» **Dataset excerpts**
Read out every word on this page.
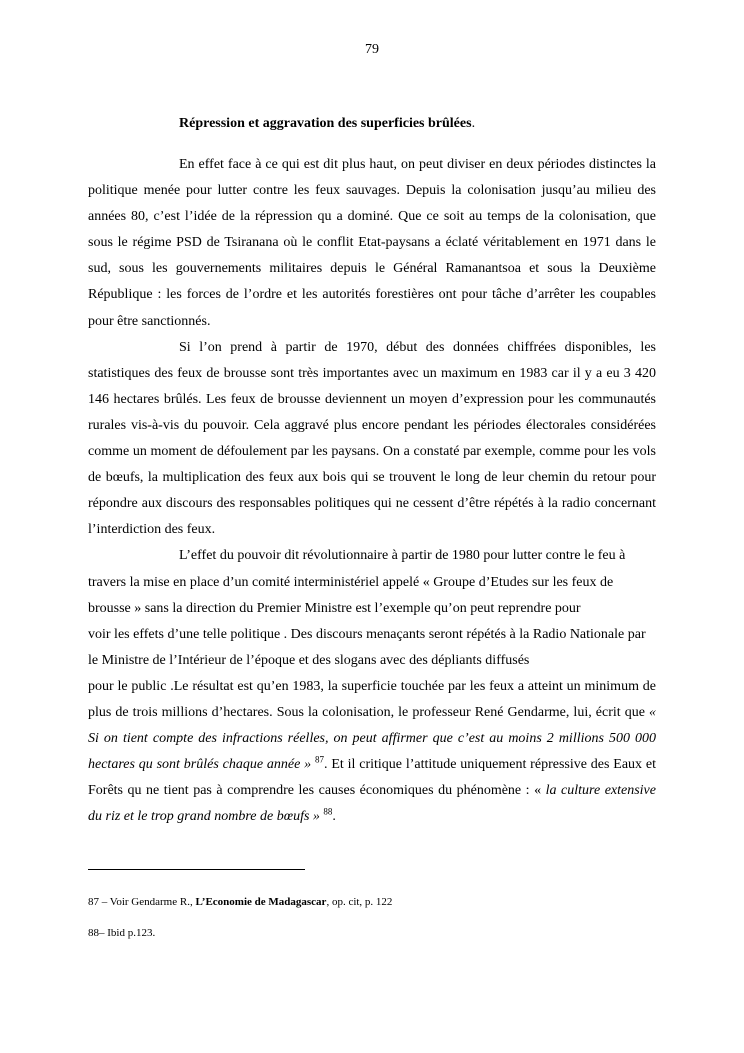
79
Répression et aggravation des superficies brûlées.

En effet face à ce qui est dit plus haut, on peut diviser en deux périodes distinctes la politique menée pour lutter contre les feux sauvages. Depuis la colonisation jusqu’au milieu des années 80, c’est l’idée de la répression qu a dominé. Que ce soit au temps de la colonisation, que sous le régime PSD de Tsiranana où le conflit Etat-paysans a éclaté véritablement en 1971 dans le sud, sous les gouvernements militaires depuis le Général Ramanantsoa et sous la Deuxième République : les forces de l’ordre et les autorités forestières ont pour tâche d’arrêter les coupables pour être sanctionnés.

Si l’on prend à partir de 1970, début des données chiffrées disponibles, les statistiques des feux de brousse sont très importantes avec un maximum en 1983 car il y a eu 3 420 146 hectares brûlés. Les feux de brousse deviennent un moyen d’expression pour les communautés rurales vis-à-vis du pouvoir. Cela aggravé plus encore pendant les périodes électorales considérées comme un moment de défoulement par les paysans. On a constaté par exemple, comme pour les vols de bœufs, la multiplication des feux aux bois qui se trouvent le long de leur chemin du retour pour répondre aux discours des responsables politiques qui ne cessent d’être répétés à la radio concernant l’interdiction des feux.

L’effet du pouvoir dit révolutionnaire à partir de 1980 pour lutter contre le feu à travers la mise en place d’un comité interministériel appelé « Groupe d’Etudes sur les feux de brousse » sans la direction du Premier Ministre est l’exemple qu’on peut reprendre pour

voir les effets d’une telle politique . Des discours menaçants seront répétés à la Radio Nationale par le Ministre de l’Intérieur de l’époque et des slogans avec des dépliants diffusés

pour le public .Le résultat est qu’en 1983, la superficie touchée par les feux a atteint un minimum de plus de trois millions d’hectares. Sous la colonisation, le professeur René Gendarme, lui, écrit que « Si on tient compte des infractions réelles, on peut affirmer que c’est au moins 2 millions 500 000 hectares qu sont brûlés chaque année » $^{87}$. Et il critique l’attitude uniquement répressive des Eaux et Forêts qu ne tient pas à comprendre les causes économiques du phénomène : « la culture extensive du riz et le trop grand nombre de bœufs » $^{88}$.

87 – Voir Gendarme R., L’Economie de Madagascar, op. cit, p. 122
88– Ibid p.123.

...

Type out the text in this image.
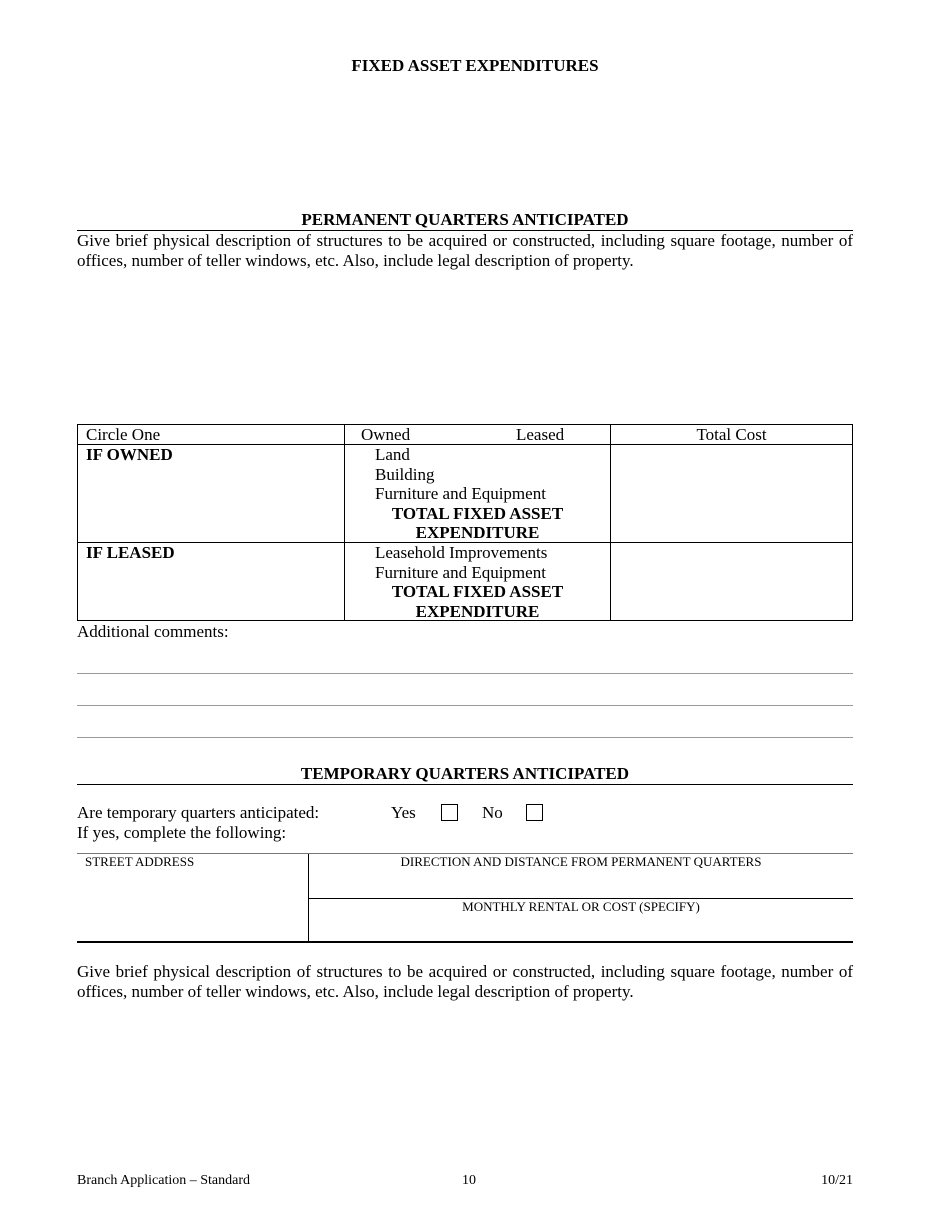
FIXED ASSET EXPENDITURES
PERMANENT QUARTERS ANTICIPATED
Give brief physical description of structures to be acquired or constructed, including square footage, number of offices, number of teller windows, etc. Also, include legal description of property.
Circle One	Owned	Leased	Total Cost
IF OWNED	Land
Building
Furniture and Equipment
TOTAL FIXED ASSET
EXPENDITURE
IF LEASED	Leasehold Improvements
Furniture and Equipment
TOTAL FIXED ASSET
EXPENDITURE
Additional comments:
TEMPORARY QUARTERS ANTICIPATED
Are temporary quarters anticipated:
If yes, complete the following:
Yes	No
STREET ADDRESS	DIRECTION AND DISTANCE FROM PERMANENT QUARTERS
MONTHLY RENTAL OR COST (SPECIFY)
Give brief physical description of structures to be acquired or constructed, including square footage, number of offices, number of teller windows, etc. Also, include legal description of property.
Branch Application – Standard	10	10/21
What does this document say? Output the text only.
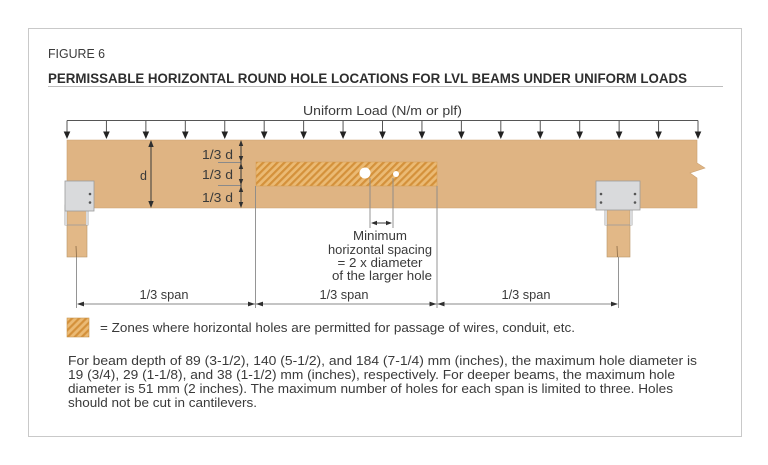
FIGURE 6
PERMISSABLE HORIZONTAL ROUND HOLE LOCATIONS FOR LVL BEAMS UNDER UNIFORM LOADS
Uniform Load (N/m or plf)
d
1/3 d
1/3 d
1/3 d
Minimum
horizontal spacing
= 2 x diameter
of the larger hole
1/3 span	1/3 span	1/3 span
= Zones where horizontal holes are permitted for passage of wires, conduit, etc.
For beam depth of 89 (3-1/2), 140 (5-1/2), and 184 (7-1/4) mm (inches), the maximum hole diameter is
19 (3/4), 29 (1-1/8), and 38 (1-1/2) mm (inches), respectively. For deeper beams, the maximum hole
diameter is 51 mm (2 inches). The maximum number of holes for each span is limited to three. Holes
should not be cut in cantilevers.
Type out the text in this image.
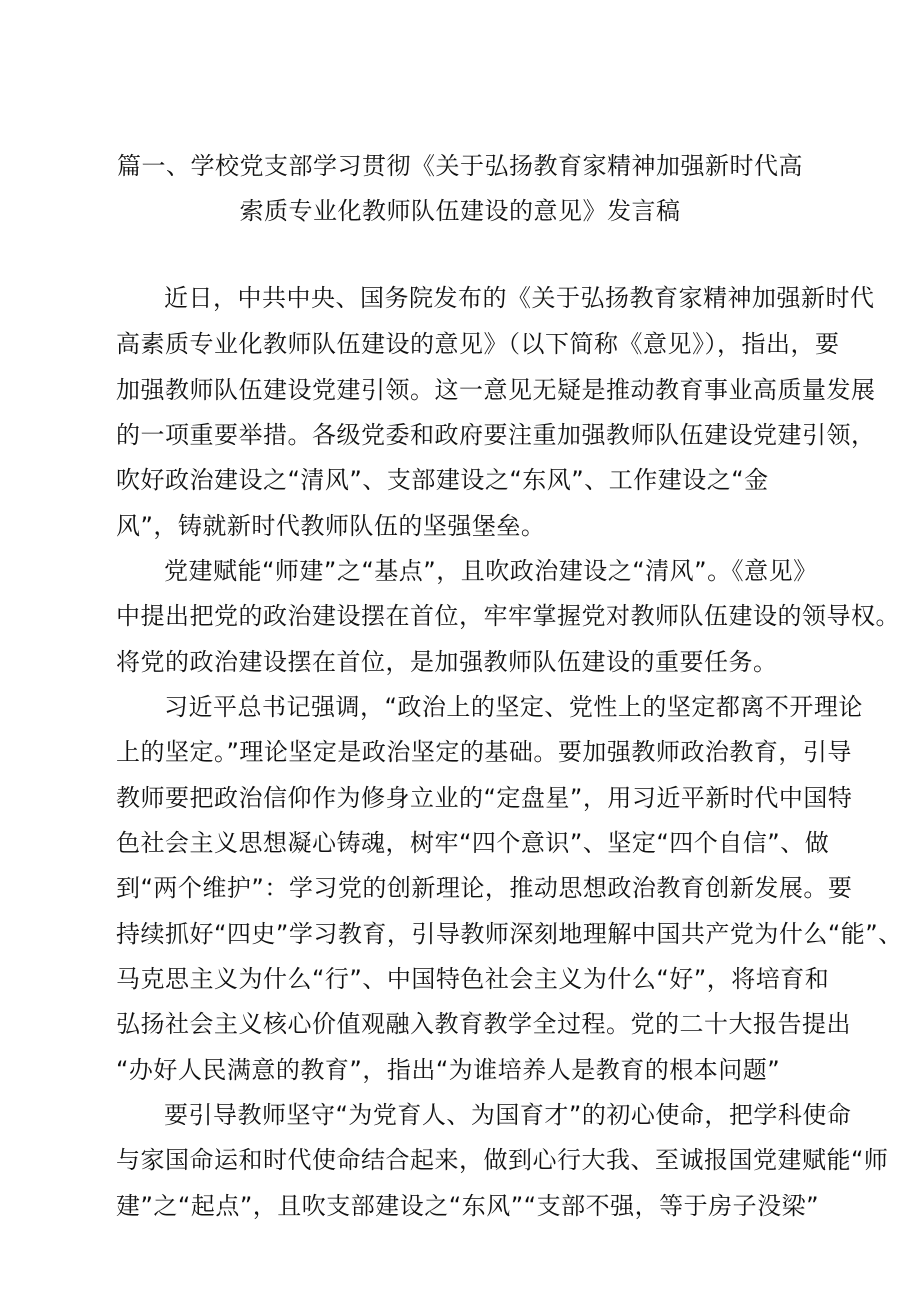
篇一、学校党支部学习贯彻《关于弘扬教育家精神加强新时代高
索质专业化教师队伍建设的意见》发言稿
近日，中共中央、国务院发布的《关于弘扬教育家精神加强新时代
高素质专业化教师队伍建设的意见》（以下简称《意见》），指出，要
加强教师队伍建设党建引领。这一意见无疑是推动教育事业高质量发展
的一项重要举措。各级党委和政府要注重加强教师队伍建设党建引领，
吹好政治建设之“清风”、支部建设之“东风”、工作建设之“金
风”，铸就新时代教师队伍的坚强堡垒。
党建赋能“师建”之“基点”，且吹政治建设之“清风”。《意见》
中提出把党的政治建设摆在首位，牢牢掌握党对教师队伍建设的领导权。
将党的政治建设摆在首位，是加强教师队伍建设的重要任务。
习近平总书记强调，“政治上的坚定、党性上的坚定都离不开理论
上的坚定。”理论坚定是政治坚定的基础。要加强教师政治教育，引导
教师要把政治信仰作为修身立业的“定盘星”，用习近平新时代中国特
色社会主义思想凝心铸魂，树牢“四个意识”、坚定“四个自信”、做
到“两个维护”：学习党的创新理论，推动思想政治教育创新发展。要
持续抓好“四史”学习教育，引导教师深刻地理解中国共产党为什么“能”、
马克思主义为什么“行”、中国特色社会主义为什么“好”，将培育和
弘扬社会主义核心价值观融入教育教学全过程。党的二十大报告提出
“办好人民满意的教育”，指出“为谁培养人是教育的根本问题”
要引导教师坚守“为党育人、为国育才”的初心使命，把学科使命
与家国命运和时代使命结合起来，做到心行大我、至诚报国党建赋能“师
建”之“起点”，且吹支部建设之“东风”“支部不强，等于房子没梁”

---

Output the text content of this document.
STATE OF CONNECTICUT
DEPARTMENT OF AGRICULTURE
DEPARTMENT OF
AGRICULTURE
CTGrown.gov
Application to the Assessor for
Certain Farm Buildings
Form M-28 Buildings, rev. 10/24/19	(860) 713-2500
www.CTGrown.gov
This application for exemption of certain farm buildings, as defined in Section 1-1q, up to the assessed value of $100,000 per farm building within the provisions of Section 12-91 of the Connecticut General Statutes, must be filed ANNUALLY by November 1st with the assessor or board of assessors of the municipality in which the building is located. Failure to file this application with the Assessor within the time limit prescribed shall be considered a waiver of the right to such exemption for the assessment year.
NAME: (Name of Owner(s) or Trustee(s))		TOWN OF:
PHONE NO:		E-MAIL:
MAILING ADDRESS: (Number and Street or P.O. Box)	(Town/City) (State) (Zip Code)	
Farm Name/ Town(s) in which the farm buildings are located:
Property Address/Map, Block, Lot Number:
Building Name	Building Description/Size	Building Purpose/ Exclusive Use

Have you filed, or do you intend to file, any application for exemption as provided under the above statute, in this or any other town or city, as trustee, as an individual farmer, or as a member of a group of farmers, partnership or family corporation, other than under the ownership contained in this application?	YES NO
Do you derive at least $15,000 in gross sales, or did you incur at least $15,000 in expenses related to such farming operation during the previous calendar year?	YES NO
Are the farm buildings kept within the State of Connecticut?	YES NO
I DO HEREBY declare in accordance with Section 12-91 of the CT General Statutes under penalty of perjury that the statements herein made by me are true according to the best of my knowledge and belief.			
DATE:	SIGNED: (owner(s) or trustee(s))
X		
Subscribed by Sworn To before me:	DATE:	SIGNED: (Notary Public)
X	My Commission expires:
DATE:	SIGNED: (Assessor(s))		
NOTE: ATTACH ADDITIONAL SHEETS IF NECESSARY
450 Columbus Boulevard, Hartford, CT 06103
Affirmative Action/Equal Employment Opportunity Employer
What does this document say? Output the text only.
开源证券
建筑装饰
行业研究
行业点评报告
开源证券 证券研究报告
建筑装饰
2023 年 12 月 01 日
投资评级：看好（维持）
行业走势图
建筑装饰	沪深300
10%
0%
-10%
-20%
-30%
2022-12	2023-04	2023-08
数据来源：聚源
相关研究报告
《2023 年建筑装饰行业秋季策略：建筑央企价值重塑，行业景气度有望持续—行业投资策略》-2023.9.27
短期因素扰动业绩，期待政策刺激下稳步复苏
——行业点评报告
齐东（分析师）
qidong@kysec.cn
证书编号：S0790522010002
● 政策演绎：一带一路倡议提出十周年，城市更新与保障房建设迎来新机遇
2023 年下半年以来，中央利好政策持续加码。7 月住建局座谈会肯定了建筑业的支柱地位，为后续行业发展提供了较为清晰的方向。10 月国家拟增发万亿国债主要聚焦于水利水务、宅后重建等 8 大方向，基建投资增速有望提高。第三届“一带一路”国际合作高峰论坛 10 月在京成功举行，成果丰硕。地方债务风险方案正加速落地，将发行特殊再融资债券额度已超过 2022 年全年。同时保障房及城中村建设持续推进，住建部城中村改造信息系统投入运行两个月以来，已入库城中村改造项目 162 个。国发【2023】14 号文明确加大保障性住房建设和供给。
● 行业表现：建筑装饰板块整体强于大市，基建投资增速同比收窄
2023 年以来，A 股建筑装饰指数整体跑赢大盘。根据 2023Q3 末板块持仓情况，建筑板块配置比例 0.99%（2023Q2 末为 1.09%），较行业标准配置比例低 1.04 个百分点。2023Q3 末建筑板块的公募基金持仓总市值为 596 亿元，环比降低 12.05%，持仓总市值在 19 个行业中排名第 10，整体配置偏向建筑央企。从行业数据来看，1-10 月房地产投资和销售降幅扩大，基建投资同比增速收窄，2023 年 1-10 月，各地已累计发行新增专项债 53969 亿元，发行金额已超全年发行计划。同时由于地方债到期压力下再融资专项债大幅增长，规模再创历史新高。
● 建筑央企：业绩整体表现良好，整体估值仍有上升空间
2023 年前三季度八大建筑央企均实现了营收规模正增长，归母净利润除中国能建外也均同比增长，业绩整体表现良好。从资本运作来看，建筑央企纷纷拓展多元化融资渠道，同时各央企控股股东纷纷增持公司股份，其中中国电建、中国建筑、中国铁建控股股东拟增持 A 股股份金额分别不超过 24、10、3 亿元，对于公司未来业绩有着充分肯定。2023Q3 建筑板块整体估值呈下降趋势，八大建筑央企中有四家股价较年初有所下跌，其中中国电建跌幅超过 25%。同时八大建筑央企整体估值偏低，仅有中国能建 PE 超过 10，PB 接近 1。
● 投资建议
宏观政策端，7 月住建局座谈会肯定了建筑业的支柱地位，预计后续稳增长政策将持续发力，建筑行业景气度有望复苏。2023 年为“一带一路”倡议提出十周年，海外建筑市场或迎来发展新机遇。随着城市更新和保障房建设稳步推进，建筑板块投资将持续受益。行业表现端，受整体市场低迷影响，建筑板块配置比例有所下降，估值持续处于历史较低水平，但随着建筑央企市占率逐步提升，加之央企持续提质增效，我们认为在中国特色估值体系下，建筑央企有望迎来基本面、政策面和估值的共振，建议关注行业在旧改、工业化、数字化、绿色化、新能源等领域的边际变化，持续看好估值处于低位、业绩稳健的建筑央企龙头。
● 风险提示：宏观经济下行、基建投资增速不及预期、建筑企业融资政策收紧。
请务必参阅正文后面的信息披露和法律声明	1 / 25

» **Brief**
Give the number of lines where the string "span" occurs, without any further text.

» **Result of the task**
2